TASK GOAL. Images excluded, repeat each entry below exactly.
>> START
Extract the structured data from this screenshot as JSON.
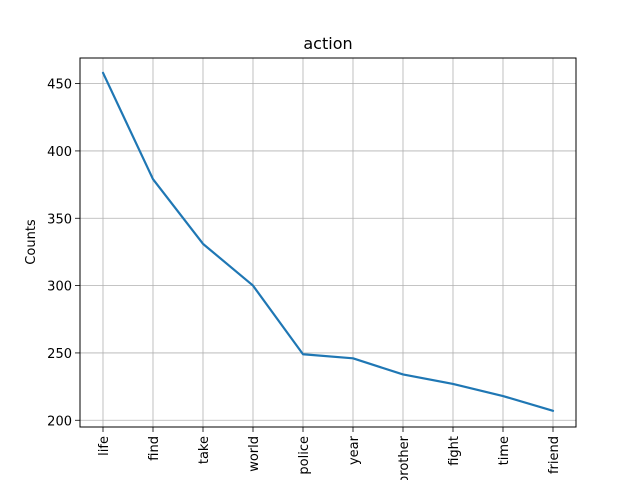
{
  "chart_data": {
    "type": "line",
    "title": "action",
    "xlabel": "",
    "ylabel": "Counts",
    "categories": [
      "life",
      "find",
      "take",
      "world",
      "police",
      "year",
      "brother",
      "fight",
      "time",
      "friend"
    ],
    "values": [
      458,
      379,
      331,
      300,
      249,
      246,
      234,
      227,
      218,
      207
    ],
    "ylim": [
      195,
      469
    ],
    "yticks": [
      200,
      250,
      300,
      350,
      400,
      450
    ],
    "grid": true,
    "line_color": "#1f77b4"
  }
}
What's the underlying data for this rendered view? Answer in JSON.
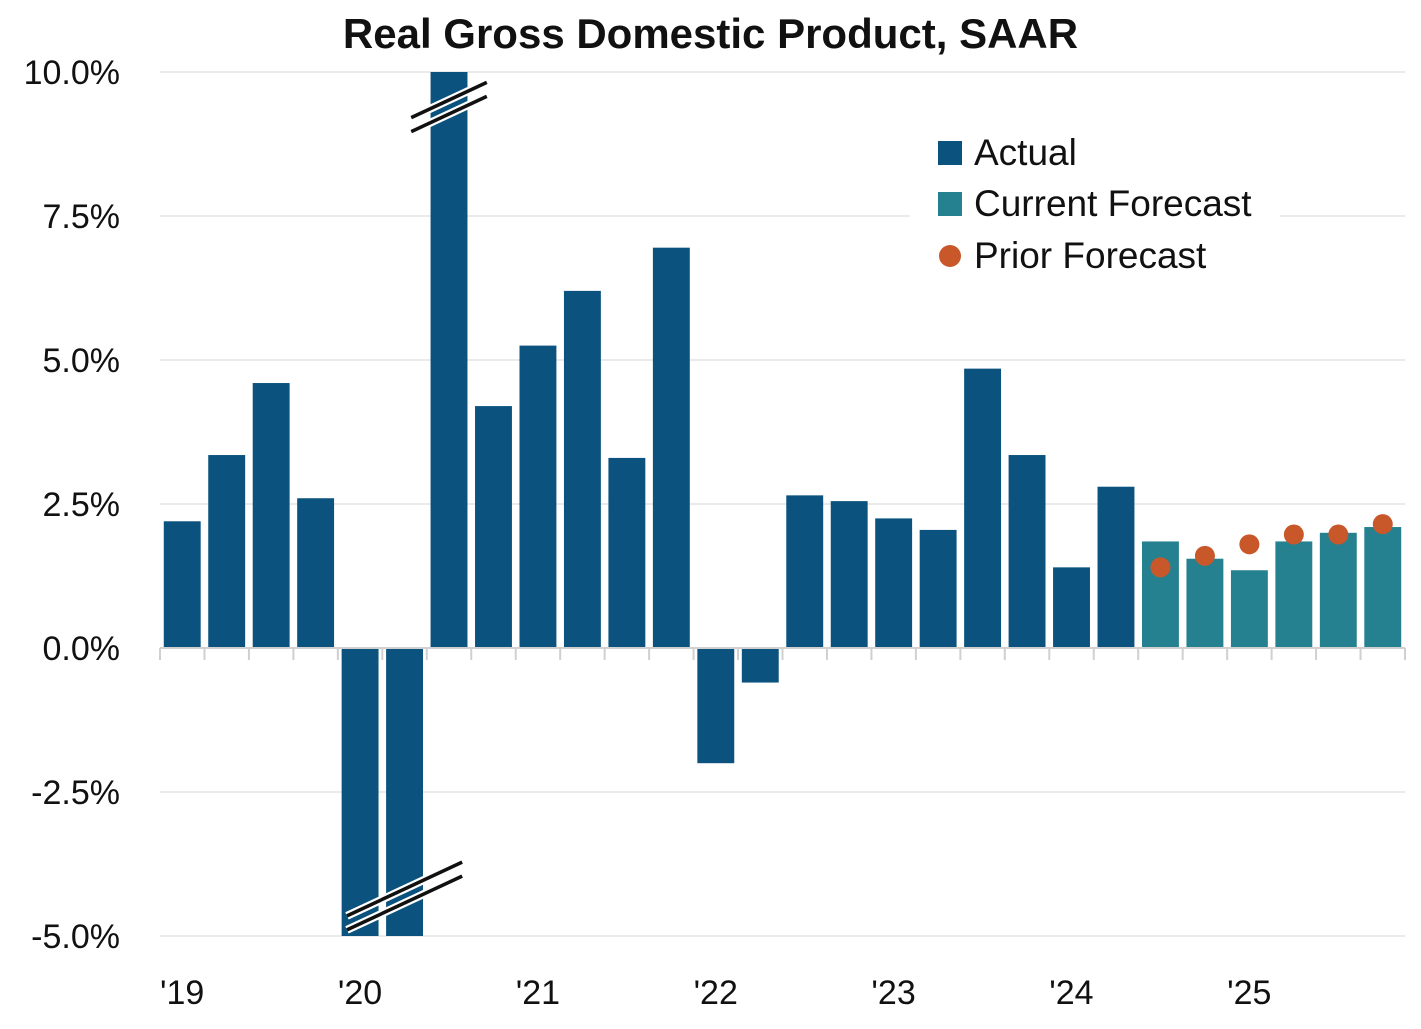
{
  "chart_data": {
    "type": "bar",
    "title": "Real Gross Domestic Product, SAAR",
    "xlabel": "",
    "ylabel": "",
    "ylim": [
      -5.0,
      10.0
    ],
    "y_ticks": [
      "10.0%",
      "7.5%",
      "5.0%",
      "2.5%",
      "0.0%",
      "-2.5%",
      "-5.0%"
    ],
    "y_tick_values": [
      10.0,
      7.5,
      5.0,
      2.5,
      0.0,
      -2.5,
      -5.0
    ],
    "x_tick_labels": [
      "'19",
      "'20",
      "'21",
      "'22",
      "'23",
      "'24",
      "'25"
    ],
    "grid": "horizontal",
    "legend_position": "top-right",
    "axis_break_quarters": [
      "2020-Q2",
      "2020-Q3"
    ],
    "categories": [
      "2019-Q1",
      "2019-Q2",
      "2019-Q3",
      "2019-Q4",
      "2020-Q1",
      "2020-Q2",
      "2020-Q3",
      "2020-Q4",
      "2021-Q1",
      "2021-Q2",
      "2021-Q3",
      "2021-Q4",
      "2022-Q1",
      "2022-Q2",
      "2022-Q3",
      "2022-Q4",
      "2023-Q1",
      "2023-Q2",
      "2023-Q3",
      "2023-Q4",
      "2024-Q1",
      "2024-Q2",
      "2024-Q3",
      "2024-Q4",
      "2025-Q1",
      "2025-Q2",
      "2025-Q3",
      "2025-Q4"
    ],
    "series": [
      {
        "name": "Actual",
        "color": "#0b537e",
        "values": [
          2.2,
          3.35,
          4.6,
          2.6,
          -5.0,
          -5.0,
          10.0,
          4.2,
          5.25,
          6.2,
          3.3,
          6.95,
          -2.0,
          -0.6,
          2.65,
          2.55,
          2.25,
          2.05,
          4.85,
          3.35,
          1.4,
          2.8,
          null,
          null,
          null,
          null,
          null,
          null
        ]
      },
      {
        "name": "Current Forecast",
        "color": "#25808f",
        "values": [
          null,
          null,
          null,
          null,
          null,
          null,
          null,
          null,
          null,
          null,
          null,
          null,
          null,
          null,
          null,
          null,
          null,
          null,
          null,
          null,
          null,
          null,
          1.85,
          1.55,
          1.35,
          1.85,
          2.0,
          2.1
        ]
      },
      {
        "name": "Prior Forecast",
        "color": "#c8582a",
        "values": [
          null,
          null,
          null,
          null,
          null,
          null,
          null,
          null,
          null,
          null,
          null,
          null,
          null,
          null,
          null,
          null,
          null,
          null,
          null,
          null,
          null,
          null,
          1.4,
          1.6,
          1.8,
          1.97,
          1.97,
          2.15
        ]
      }
    ]
  }
}
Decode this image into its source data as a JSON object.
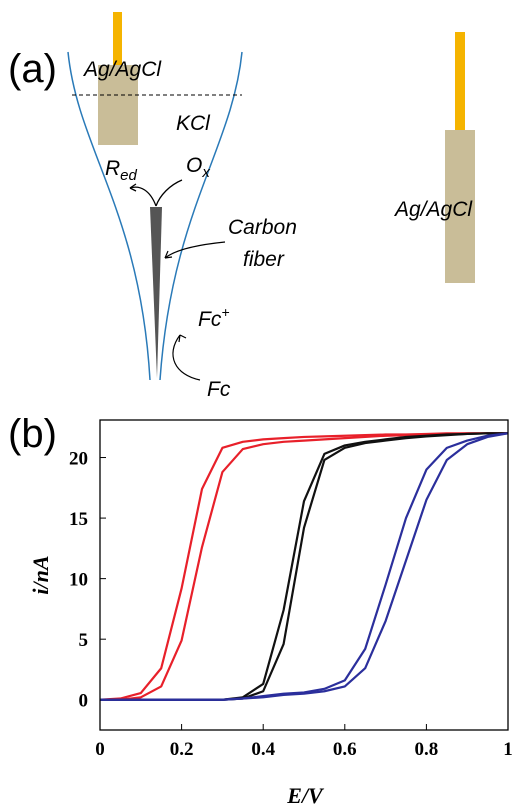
>> END
ANSWER TO THIS PROBLEM.
Extract the structured data from this screenshot as JSON.
{
  "chart_data": {
    "type": "line",
    "title": "action",
    "xlabel": "",
    "ylabel": "Counts",
    "categories": [
      "life",
      "find",
      "take",
      "world",
      "police",
      "year",
      "brother",
      "fight",
      "time",
      "friend"
    ],
    "values": [
      458,
      379,
      331,
      300,
      249,
      246,
      234,
      227,
      218,
      207
    ],
    "ylim": [
      195,
      469
    ],
    "yticks": [
      200,
      250,
      300,
      350,
      400,
      450
    ],
    "grid": true,
    "line_color": "#1f77b4"
  }
}
What's the underlying data for this rendered view? Answer in JSON.
{
  "chart_data": {
    "type": "bar",
    "title": "Real Gross Domestic Product, SAAR",
    "xlabel": "",
    "ylabel": "",
    "ylim": [
      -5.0,
      10.0
    ],
    "y_ticks": [
      "10.0%",
      "7.5%",
      "5.0%",
      "2.5%",
      "0.0%",
      "-2.5%",
      "-5.0%"
    ],
    "y_tick_values": [
      10.0,
      7.5,
      5.0,
      2.5,
      0.0,
      -2.5,
      -5.0
    ],
    "x_tick_labels": [
      "'19",
      "'20",
      "'21",
      "'22",
      "'23",
      "'24",
      "'25"
    ],
    "grid": "horizontal",
    "legend_position": "top-right",
    "axis_break_quarters": [
      "2020-Q2",
      "2020-Q3"
    ],
    "categories": [
      "2019-Q1",
      "2019-Q2",
      "2019-Q3",
      "2019-Q4",
      "2020-Q1",
      "2020-Q2",
      "2020-Q3",
      "2020-Q4",
      "2021-Q1",
      "2021-Q2",
      "2021-Q3",
      "2021-Q4",
      "2022-Q1",
      "2022-Q2",
      "2022-Q3",
      "2022-Q4",
      "2023-Q1",
      "2023-Q2",
      "2023-Q3",
      "2023-Q4",
      "2024-Q1",
      "2024-Q2",
      "2024-Q3",
      "2024-Q4",
      "2025-Q1",
      "2025-Q2",
      "2025-Q3",
      "2025-Q4"
    ],
    "series": [
      {
        "name": "Actual",
        "color": "#0b537e",
        "values": [
          2.2,
          3.35,
          4.6,
          2.6,
          -5.0,
          -5.0,
          10.0,
          4.2,
          5.25,
          6.2,
          3.3,
          6.95,
          -2.0,
          -0.6,
          2.65,
          2.55,
          2.25,
          2.05,
          4.85,
          3.35,
          1.4,
          2.8,
          null,
          null,
          null,
          null,
          null,
          null
        ]
      },
      {
        "name": "Current Forecast",
        "color": "#25808f",
        "values": [
          null,
          null,
          null,
          null,
          null,
          null,
          null,
          null,
          null,
          null,
          null,
          null,
          null,
          null,
          null,
          null,
          null,
          null,
          null,
          null,
          null,
          null,
          1.85,
          1.55,
          1.35,
          1.85,
          2.0,
          2.1
        ]
      },
      {
        "name": "Prior Forecast",
        "color": "#c8582a",
        "values": [
          null,
          null,
          null,
          null,
          null,
          null,
          null,
          null,
          null,
          null,
          null,
          null,
          null,
          null,
          null,
          null,
          null,
          null,
          null,
          null,
          null,
          null,
          1.4,
          1.6,
          1.8,
          1.97,
          1.97,
          2.15
        ]
      }
    ]
  }
}
Decode this image into its source data as a JSON object.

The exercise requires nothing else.